### What is asked:
Transcribe the whole listing below without changing a word, but leave out every image.

[Stored items]

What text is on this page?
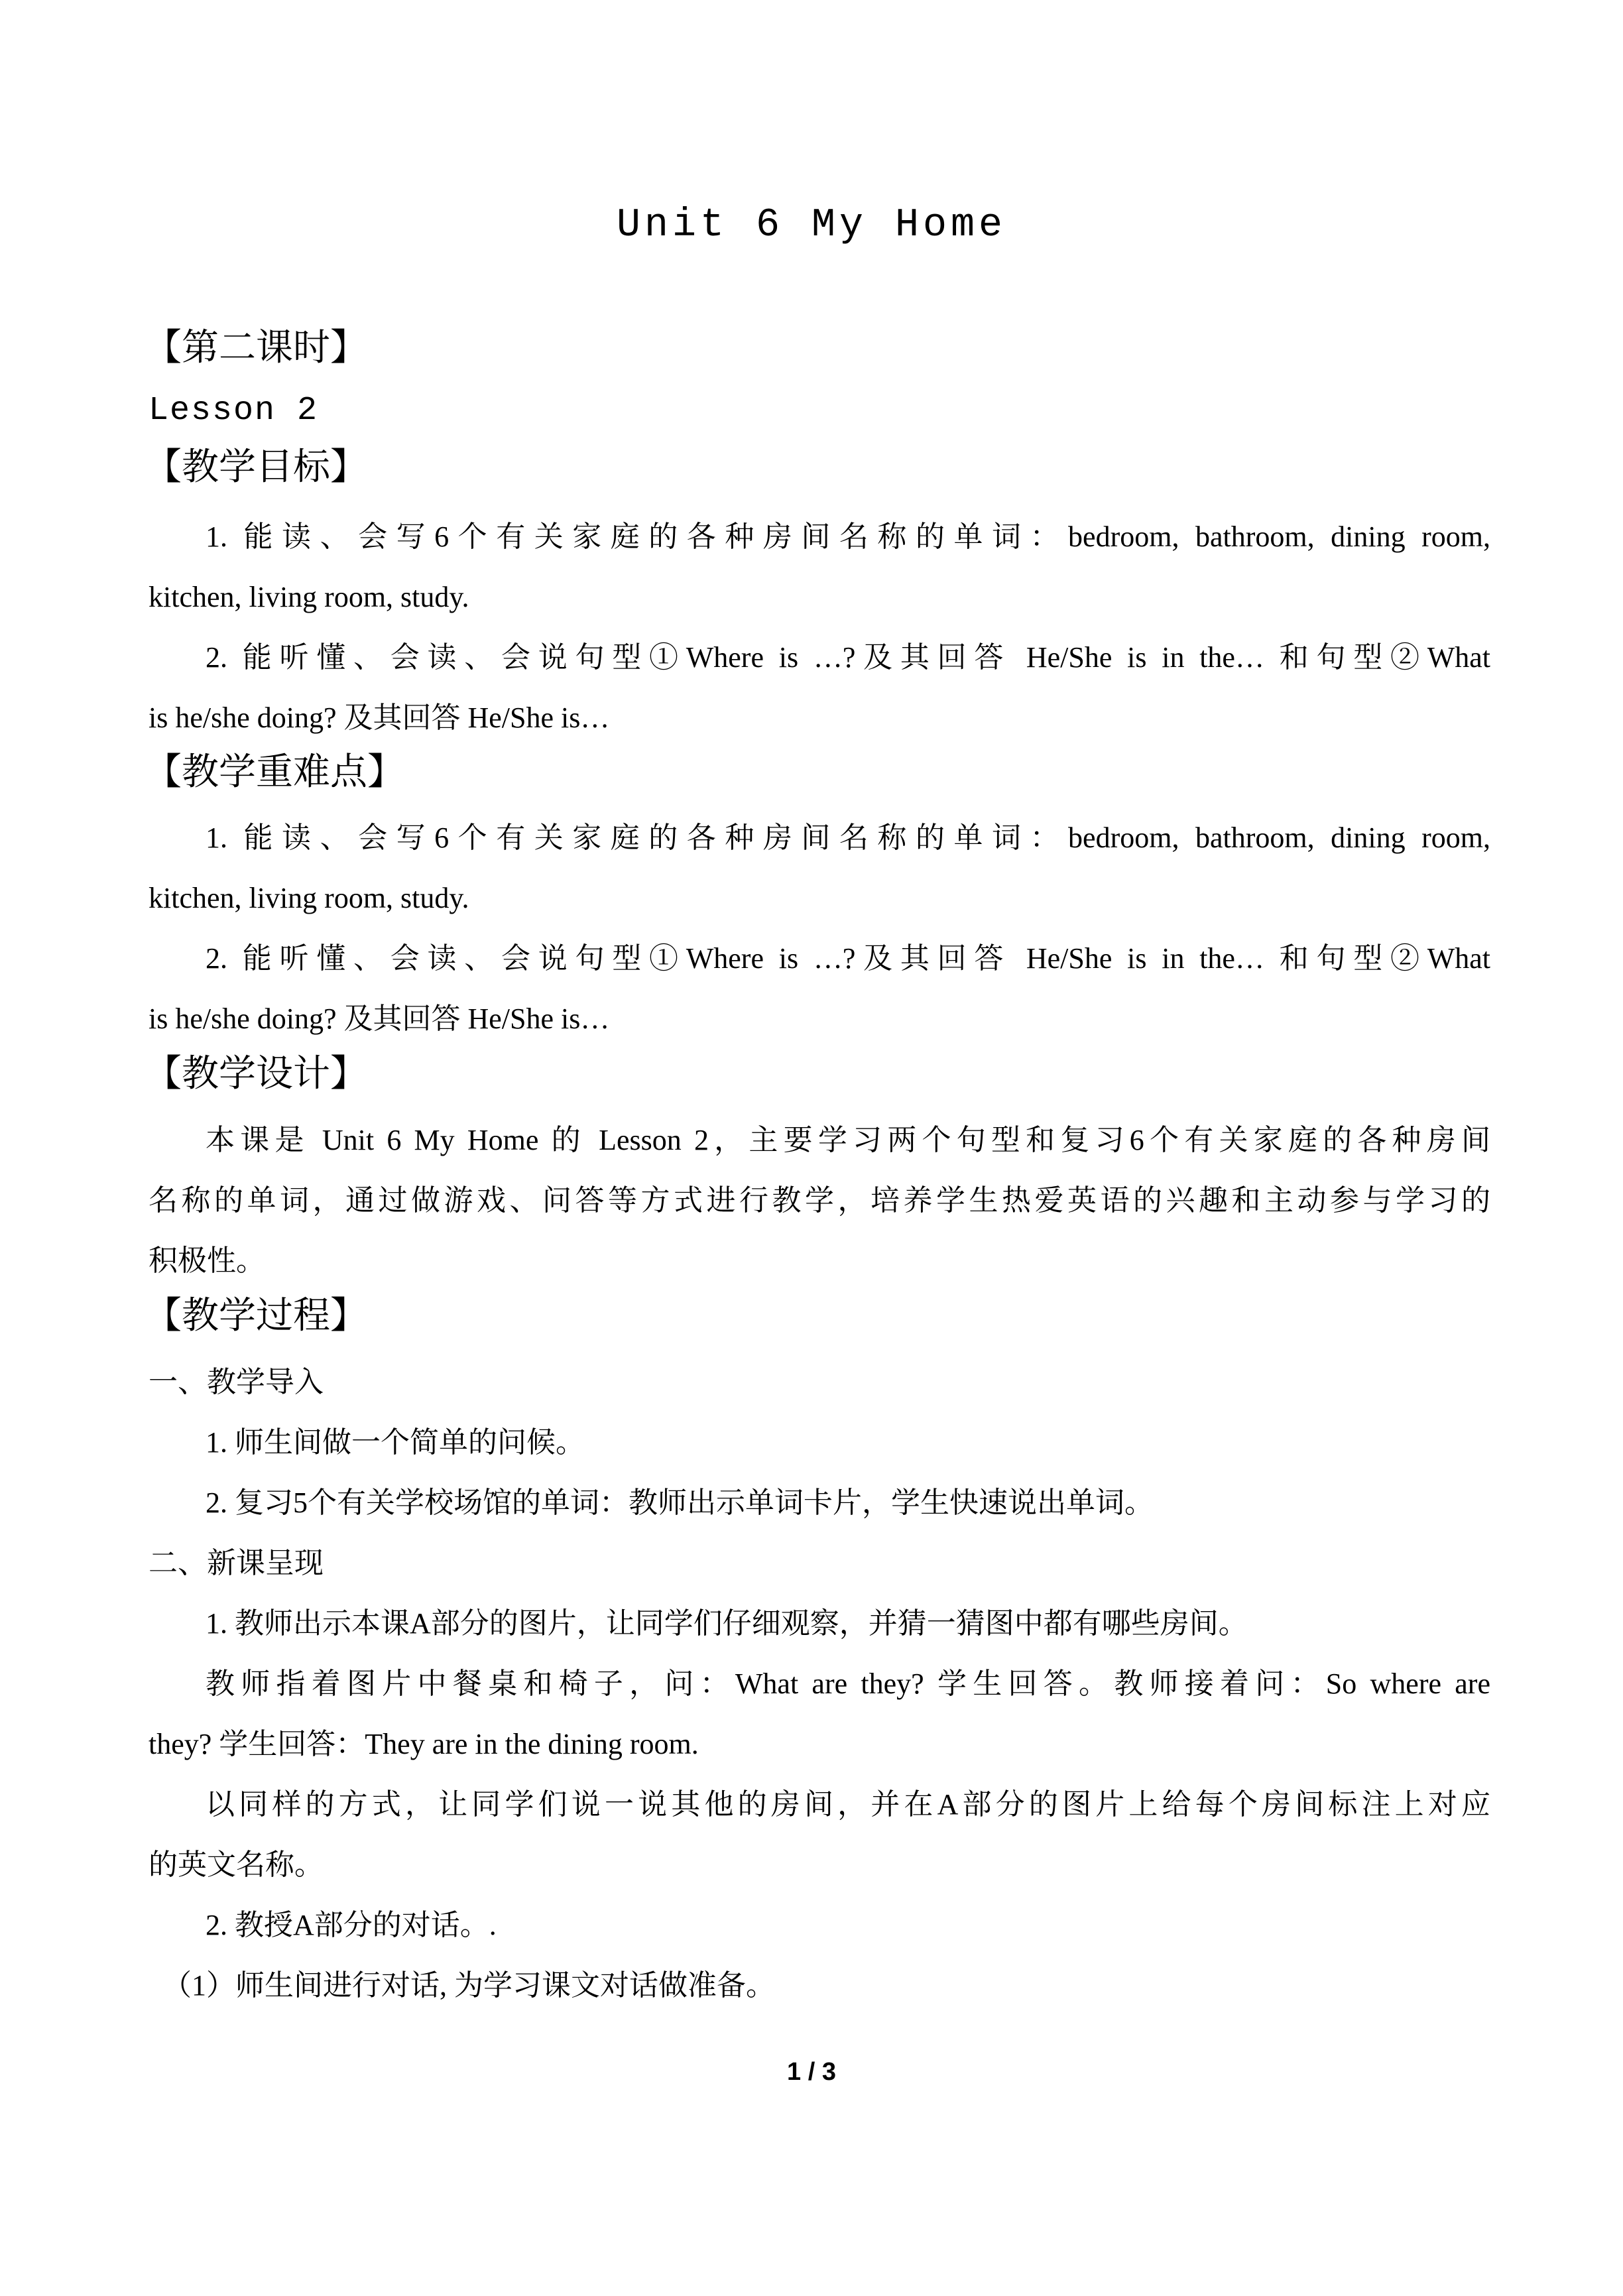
Unit 6 My Home
【第二课时】
Lesson 2
【教学目标】
1. 能读、会写6个有关家庭的各种房间名称的单词：bedroom, bathroom, dining room,
kitchen, living room, study.
2. 能听懂、会读、会说句型①Where is …?及其回答 He/She is in the… 和句型②What
is he/she doing? 及其回答 He/She is…
【教学重难点】
1. 能读、会写6个有关家庭的各种房间名称的单词：bedroom, bathroom, dining room,
kitchen, living room, study.
2. 能听懂、会读、会说句型①Where is …?及其回答 He/She is in the… 和句型②What
is he/she doing? 及其回答 He/She is…
【教学设计】
本课是 Unit 6 My Home 的 Lesson 2，主要学习两个句型和复习6个有关家庭的各种房间
名称的单词，通过做游戏、问答等方式进行教学，培养学生热爱英语的兴趣和主动参与学习的
积极性。
【教学过程】
一、教学导入
1. 师生间做一个简单的问候。
2. 复习5个有关学校场馆的单词：教师出示单词卡片，学生快速说出单词。
二、新课呈现
1. 教师出示本课A部分的图片，让同学们仔细观察，并猜一猜图中都有哪些房间。
教师指着图片中餐桌和椅子，问：What are they? 学生回答。教师接着问：So where are
they? 学生回答：They are in the dining room.
以同样的方式，让同学们说一说其他的房间，并在A部分的图片上给每个房间标注上对应
的英文名称。
2. 教授A部分的对话。.
（1）师生间进行对话, 为学习课文对话做准备。
1 / 3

### Final answer:
What text is on this page?
Unit 6 My Home
【第二课时】
Lesson 2
【教学目标】
1. 能读、会写6个有关家庭的各种房间名称的单词：bedroom, bathroom, dining room,
kitchen, living room, study.
2. 能听懂、会读、会说句型①Where is …?及其回答 He/She is in the… 和句型②What
is he/she doing? 及其回答 He/She is…
【教学重难点】
1. 能读、会写6个有关家庭的各种房间名称的单词：bedroom, bathroom, dining room,
kitchen, living room, study.
2. 能听懂、会读、会说句型①Where is …?及其回答 He/She is in the… 和句型②What
is he/she doing? 及其回答 He/She is…
【教学设计】
本课是 Unit 6 My Home 的 Lesson 2，主要学习两个句型和复习6个有关家庭的各种房间
名称的单词，通过做游戏、问答等方式进行教学，培养学生热爱英语的兴趣和主动参与学习的
积极性。
【教学过程】
一、教学导入
1. 师生间做一个简单的问候。
2. 复习5个有关学校场馆的单词：教师出示单词卡片，学生快速说出单词。
二、新课呈现
1. 教师出示本课A部分的图片，让同学们仔细观察，并猜一猜图中都有哪些房间。
教师指着图片中餐桌和椅子，问：What are they? 学生回答。教师接着问：So where are
they? 学生回答：They are in the dining room.
以同样的方式，让同学们说一说其他的房间，并在A部分的图片上给每个房间标注上对应
的英文名称。
2. 教授A部分的对话。.
（1）师生间进行对话, 为学习课文对话做准备。
1 / 3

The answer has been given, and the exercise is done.